**SHORT TASK**: Transcribe all of the material exactly, except for its pictures.

== RAW RECORDS ==

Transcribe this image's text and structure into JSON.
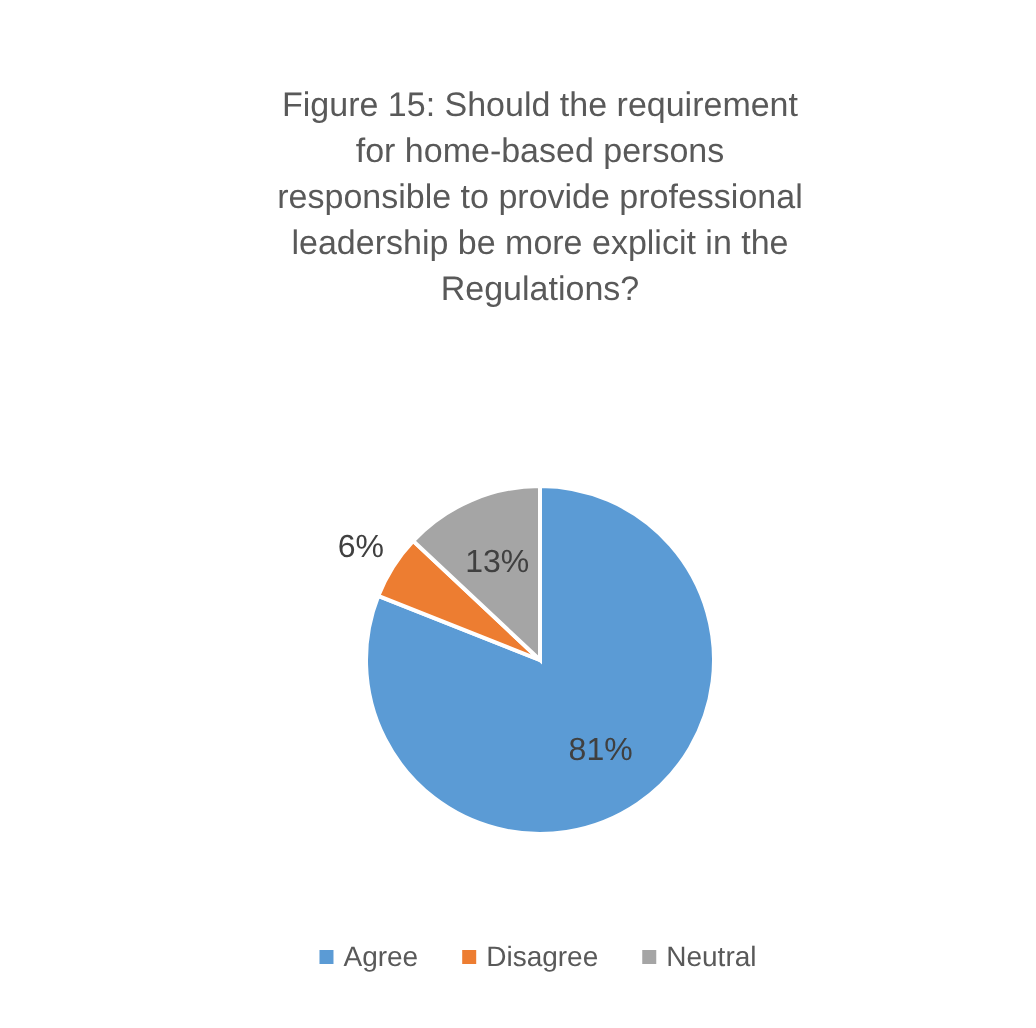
{
  "chart_data": {
    "type": "pie",
    "title": "Figure 15: Should the requirement for home-based persons responsible to provide professional leadership be more explicit in the Regulations?",
    "categories": [
      "Agree",
      "Disagree",
      "Neutral"
    ],
    "values": [
      81,
      6,
      13
    ],
    "colors": [
      "#5b9bd5",
      "#ed7d31",
      "#a5a5a5"
    ],
    "value_labels": [
      "81%",
      "6%",
      "13%"
    ],
    "legend": "bottom"
  }
}
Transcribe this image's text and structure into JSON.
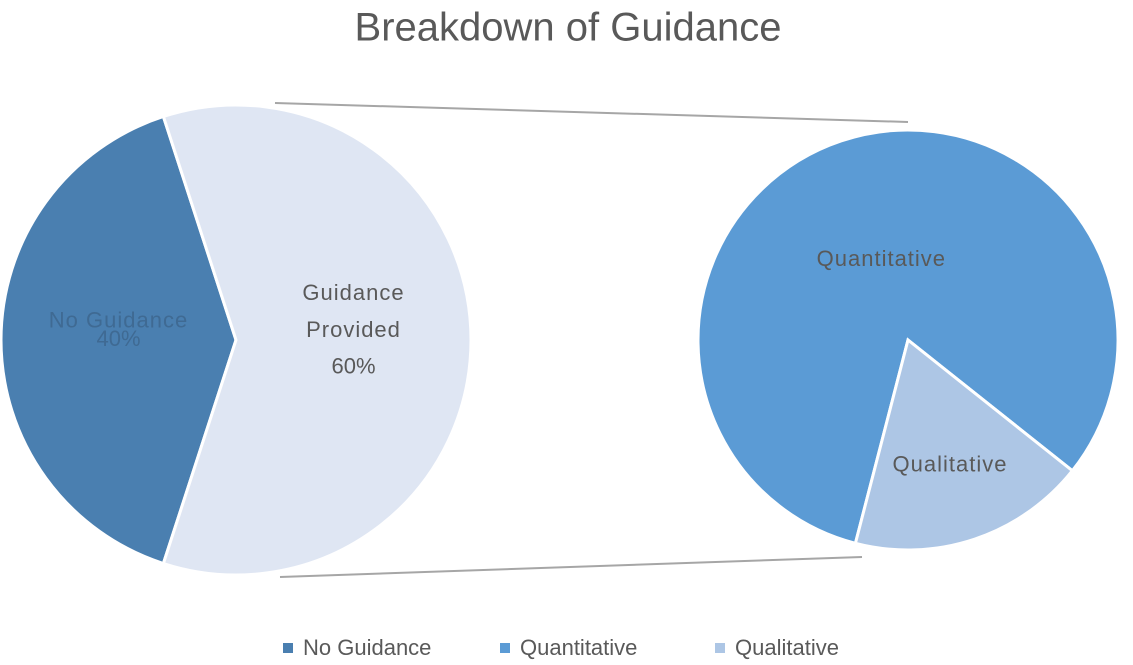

===

**IN RESPONSE**:
Transcribe this image's text and structure into JSON.
{
  "chart_data": {
    "type": "pie",
    "title": "Figure 15: Should the requirement for home-based persons responsible to provide professional leadership be more explicit in the Regulations?",
    "categories": [
      "Agree",
      "Disagree",
      "Neutral"
    ],
    "values": [
      81,
      6,
      13
    ],
    "colors": [
      "#5b9bd5",
      "#ed7d31",
      "#a5a5a5"
    ],
    "value_labels": [
      "81%",
      "6%",
      "13%"
    ],
    "legend": "bottom"
  }
}
Transcribe this image's text and structure into JSON.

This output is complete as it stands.